Problem to work on: Write out the items below verbatim, from the first line through the line that contains "table-cell: ~3800 xyxy=(277,114,516,169)", including both of those lines.

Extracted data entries
====

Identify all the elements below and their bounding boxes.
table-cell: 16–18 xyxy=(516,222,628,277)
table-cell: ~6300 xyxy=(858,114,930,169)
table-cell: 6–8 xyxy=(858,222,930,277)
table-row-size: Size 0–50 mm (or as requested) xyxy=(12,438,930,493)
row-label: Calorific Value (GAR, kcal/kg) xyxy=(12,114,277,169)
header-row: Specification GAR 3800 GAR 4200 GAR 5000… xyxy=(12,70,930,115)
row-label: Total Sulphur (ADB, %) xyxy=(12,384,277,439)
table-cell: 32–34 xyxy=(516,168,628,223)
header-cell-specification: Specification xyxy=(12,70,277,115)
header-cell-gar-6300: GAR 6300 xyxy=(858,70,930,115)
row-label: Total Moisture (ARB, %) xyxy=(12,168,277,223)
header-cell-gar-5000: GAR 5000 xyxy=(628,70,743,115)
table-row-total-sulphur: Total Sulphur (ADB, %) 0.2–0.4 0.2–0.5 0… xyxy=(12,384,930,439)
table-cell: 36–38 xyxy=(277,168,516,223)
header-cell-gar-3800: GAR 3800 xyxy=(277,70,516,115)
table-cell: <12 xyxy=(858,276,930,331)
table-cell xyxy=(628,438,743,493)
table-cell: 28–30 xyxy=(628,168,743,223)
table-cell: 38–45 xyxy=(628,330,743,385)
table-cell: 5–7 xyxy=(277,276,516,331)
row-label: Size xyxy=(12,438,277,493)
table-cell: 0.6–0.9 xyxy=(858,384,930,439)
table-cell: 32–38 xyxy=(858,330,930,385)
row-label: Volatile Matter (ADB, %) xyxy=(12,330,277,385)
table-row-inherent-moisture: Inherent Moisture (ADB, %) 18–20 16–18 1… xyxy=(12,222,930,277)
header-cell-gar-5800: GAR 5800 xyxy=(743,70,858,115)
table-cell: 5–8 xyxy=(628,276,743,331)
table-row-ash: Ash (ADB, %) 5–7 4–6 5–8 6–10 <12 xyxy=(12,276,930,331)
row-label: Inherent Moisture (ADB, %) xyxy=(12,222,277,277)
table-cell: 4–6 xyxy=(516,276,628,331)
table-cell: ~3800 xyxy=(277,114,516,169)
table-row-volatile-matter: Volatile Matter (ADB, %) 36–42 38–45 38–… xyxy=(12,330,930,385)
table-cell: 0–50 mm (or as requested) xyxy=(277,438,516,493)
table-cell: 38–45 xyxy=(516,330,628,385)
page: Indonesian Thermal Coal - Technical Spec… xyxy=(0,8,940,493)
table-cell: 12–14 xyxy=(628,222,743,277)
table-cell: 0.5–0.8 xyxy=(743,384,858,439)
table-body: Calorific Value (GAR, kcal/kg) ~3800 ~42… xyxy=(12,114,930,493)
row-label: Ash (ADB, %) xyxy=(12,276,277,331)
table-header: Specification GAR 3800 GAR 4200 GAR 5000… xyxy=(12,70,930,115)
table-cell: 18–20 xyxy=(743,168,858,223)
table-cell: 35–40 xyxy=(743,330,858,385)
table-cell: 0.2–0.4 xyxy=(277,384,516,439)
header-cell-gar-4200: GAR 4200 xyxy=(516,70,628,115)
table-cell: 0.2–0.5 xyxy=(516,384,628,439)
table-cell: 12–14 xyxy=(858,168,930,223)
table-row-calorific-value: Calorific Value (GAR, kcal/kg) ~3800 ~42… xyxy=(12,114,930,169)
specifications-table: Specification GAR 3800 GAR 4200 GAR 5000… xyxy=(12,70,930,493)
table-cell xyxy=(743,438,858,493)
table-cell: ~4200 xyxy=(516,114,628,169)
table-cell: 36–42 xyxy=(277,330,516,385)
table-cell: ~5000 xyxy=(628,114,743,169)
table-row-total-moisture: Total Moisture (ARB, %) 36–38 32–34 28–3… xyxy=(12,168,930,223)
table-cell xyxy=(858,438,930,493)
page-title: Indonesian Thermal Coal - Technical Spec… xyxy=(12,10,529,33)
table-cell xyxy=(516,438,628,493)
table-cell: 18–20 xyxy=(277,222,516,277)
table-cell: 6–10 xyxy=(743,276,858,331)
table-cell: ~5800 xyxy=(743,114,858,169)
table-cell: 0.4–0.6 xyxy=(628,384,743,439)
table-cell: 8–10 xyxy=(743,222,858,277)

====

Solution:
Identify all the elements below and their bounding boxes.
table-cell: 16–18 xyxy=(516,222,628,277)
table-cell: ~6300 xyxy=(858,114,930,169)
table-cell: 6–8 xyxy=(858,222,930,277)
table-row-size: Size 0–50 mm (or as requested) xyxy=(12,438,930,493)
row-label: Calorific Value (GAR, kcal/kg) xyxy=(12,114,277,169)
header-row: Specification GAR 3800 GAR 4200 GAR 5000… xyxy=(12,70,930,115)
row-label: Total Sulphur (ADB, %) xyxy=(12,384,277,439)
table-cell: 32–34 xyxy=(516,168,628,223)
header-cell-specification: Specification xyxy=(12,70,277,115)
header-cell-gar-6300: GAR 6300 xyxy=(858,70,930,115)
row-label: Total Moisture (ARB, %) xyxy=(12,168,277,223)
header-cell-gar-5000: GAR 5000 xyxy=(628,70,743,115)
table-row-total-sulphur: Total Sulphur (ADB, %) 0.2–0.4 0.2–0.5 0… xyxy=(12,384,930,439)
table-cell: 36–38 xyxy=(277,168,516,223)
header-cell-gar-3800: GAR 3800 xyxy=(277,70,516,115)
table-cell: <12 xyxy=(858,276,930,331)
table-cell xyxy=(628,438,743,493)
table-cell: 28–30 xyxy=(628,168,743,223)
table-cell: 38–45 xyxy=(628,330,743,385)
table-cell: 5–7 xyxy=(277,276,516,331)
row-label: Size xyxy=(12,438,277,493)
table-cell: 0.6–0.9 xyxy=(858,384,930,439)
table-cell: 32–38 xyxy=(858,330,930,385)
row-label: Volatile Matter (ADB, %) xyxy=(12,330,277,385)
table-row-inherent-moisture: Inherent Moisture (ADB, %) 18–20 16–18 1… xyxy=(12,222,930,277)
header-cell-gar-5800: GAR 5800 xyxy=(743,70,858,115)
table-cell: 5–8 xyxy=(628,276,743,331)
table-row-ash: Ash (ADB, %) 5–7 4–6 5–8 6–10 <12 xyxy=(12,276,930,331)
row-label: Inherent Moisture (ADB, %) xyxy=(12,222,277,277)
table-cell: 4–6 xyxy=(516,276,628,331)
table-cell: ~3800 xyxy=(277,114,516,169)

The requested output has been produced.